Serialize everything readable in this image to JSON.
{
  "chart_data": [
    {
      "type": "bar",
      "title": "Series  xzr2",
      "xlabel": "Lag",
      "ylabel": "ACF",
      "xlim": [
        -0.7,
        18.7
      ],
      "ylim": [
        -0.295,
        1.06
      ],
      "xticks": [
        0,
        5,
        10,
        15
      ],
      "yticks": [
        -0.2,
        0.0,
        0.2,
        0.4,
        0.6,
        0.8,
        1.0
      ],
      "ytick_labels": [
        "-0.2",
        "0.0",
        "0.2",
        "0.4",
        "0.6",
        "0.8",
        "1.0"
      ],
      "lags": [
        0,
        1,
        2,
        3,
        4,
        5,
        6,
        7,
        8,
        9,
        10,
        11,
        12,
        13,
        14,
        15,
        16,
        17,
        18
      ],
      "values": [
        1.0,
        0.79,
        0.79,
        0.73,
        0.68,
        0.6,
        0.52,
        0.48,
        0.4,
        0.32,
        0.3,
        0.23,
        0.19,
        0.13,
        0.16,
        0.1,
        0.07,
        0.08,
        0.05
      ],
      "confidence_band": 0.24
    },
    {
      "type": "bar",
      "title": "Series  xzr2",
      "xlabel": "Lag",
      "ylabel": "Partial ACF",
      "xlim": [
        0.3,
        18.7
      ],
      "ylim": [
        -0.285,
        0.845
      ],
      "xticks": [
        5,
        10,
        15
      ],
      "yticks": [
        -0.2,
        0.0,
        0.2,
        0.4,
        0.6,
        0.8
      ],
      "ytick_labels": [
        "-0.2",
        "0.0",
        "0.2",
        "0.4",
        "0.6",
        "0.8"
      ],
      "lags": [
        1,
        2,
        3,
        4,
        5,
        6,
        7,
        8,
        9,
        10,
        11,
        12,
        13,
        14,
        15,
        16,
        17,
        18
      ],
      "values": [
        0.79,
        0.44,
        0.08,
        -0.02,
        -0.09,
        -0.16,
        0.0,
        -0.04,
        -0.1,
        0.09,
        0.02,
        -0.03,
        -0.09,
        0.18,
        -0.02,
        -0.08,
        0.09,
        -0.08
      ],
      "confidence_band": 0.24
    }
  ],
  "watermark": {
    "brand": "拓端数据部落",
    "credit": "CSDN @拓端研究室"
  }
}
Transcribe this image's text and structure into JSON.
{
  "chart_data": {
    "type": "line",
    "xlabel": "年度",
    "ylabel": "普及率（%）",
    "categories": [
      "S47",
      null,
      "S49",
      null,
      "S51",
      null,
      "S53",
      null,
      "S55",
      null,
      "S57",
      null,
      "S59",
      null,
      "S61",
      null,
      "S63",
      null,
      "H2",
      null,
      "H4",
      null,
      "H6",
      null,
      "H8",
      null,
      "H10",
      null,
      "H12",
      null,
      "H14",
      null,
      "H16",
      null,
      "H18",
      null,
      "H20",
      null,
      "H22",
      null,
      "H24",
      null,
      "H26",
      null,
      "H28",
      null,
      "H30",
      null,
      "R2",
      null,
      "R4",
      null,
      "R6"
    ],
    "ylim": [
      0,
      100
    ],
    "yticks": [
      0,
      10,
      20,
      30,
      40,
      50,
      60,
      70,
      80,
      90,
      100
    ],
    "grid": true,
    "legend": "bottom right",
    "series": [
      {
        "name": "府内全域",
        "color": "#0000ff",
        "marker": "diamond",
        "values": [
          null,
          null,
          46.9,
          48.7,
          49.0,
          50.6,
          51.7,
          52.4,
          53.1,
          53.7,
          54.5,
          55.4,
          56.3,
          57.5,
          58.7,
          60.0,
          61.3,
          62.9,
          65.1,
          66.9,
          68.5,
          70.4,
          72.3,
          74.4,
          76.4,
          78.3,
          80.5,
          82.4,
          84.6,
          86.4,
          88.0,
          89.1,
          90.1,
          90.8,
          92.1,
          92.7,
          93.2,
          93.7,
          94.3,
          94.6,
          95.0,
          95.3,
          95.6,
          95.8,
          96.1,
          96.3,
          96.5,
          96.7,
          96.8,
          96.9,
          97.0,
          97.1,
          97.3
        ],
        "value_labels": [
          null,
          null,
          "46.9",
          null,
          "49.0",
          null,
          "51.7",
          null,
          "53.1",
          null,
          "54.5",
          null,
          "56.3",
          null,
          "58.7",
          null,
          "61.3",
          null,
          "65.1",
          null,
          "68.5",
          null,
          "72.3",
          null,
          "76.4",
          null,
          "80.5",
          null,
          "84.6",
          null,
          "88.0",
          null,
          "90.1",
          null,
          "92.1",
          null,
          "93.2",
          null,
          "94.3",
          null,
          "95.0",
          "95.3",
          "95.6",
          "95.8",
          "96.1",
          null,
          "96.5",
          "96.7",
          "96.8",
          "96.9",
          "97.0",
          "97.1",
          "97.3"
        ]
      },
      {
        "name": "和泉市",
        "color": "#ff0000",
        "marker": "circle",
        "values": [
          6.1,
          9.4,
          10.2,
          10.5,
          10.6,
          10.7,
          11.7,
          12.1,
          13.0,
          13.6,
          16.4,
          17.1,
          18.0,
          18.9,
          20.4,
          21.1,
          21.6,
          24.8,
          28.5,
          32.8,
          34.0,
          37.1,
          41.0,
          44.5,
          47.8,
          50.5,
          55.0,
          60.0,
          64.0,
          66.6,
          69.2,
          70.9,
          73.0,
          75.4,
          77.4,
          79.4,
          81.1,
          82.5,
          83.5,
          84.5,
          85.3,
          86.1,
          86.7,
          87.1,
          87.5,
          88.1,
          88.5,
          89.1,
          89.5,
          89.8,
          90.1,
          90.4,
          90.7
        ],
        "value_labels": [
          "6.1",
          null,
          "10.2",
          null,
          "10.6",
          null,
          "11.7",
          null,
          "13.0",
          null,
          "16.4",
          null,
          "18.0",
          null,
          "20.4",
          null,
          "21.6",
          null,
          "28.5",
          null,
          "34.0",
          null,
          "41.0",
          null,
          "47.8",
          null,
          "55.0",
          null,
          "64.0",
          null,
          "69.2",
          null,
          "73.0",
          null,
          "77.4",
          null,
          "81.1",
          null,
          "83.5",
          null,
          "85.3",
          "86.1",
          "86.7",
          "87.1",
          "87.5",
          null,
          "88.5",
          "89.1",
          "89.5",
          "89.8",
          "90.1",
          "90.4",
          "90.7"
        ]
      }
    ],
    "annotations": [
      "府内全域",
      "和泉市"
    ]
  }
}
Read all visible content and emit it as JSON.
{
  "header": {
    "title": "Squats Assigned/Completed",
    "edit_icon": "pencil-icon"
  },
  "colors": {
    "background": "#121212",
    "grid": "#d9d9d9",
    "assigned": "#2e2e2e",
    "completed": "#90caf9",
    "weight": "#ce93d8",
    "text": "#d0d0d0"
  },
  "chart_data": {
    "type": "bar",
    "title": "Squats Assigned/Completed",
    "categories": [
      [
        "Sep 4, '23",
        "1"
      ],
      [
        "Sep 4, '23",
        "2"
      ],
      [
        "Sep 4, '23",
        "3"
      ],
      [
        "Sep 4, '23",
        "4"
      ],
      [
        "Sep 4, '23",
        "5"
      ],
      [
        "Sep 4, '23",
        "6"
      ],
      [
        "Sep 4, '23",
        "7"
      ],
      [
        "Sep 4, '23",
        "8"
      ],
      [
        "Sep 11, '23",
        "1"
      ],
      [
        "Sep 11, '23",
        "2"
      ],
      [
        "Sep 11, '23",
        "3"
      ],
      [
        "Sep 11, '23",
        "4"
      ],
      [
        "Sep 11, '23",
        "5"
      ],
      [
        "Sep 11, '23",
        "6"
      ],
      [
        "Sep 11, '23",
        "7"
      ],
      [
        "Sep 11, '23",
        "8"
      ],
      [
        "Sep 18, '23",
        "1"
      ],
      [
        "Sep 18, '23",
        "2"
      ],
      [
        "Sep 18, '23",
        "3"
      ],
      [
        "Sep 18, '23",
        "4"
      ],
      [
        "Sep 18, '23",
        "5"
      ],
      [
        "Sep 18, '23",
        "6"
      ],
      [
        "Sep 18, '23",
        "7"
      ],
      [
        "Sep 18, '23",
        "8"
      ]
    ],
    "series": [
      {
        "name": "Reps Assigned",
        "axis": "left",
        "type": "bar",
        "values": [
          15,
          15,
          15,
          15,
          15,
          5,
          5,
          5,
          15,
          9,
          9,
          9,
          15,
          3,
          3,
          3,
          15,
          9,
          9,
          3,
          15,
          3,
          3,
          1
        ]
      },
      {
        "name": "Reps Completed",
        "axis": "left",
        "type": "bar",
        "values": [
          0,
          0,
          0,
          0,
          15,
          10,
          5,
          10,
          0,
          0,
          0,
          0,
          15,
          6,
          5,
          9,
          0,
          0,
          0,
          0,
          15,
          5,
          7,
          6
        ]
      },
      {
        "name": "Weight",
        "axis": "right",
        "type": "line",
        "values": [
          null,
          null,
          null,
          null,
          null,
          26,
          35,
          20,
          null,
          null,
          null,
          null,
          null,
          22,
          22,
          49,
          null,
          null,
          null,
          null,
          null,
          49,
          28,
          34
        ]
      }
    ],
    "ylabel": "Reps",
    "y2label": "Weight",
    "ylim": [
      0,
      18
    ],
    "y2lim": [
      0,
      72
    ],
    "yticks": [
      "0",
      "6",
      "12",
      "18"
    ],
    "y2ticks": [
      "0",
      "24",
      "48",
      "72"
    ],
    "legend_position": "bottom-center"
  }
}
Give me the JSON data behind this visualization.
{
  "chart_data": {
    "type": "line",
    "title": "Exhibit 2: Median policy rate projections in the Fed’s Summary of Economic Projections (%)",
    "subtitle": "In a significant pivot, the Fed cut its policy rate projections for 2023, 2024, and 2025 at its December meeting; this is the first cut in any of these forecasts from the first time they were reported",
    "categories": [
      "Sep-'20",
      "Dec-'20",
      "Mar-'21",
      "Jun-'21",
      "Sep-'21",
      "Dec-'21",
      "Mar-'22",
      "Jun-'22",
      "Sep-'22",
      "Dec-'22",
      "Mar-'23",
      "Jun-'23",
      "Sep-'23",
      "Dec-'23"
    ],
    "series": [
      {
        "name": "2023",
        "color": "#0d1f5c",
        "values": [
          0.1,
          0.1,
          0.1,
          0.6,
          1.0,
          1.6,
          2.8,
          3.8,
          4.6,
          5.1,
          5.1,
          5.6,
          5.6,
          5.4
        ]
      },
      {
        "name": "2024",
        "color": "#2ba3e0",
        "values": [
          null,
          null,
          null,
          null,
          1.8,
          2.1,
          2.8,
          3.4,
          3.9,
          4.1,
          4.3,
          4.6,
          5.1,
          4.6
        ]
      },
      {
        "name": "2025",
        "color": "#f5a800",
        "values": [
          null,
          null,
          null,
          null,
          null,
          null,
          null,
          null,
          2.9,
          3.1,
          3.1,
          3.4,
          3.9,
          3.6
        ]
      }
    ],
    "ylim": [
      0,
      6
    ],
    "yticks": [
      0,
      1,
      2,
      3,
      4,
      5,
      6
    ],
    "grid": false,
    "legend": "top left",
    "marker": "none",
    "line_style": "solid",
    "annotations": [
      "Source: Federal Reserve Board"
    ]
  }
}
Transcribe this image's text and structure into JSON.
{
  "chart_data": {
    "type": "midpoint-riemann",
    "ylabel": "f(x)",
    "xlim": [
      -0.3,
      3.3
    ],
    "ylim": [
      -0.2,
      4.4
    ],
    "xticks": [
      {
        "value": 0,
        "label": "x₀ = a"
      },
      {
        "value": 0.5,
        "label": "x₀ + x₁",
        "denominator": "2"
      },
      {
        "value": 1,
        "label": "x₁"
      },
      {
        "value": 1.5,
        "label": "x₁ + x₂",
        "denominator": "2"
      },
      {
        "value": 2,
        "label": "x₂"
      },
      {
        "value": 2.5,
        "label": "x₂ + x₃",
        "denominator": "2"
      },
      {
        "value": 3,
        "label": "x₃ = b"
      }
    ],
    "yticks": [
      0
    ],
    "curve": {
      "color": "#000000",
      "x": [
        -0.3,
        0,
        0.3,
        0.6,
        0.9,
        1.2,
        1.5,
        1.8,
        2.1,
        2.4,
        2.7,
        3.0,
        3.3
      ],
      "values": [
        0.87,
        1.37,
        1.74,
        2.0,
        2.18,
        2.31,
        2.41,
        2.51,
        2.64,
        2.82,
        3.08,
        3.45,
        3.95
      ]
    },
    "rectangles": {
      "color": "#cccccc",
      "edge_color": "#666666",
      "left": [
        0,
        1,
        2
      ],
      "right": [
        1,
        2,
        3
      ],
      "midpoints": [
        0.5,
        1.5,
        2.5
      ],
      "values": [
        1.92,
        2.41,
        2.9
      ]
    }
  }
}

REQUIRED WORK:
Which lines hold the string "rate"? List them all.

EXERCISE ANSWER:
    "title": "Exhibit 2: Median policy rate projections in the Fed’s Summary of Economic Projections (%)",
    "subtitle": "In a significant pivot, the Fed cut its policy rate projections for 2023, 2024, and 2025 at its December meeting; this is the first cut in any of these forecasts from the first time they were reported",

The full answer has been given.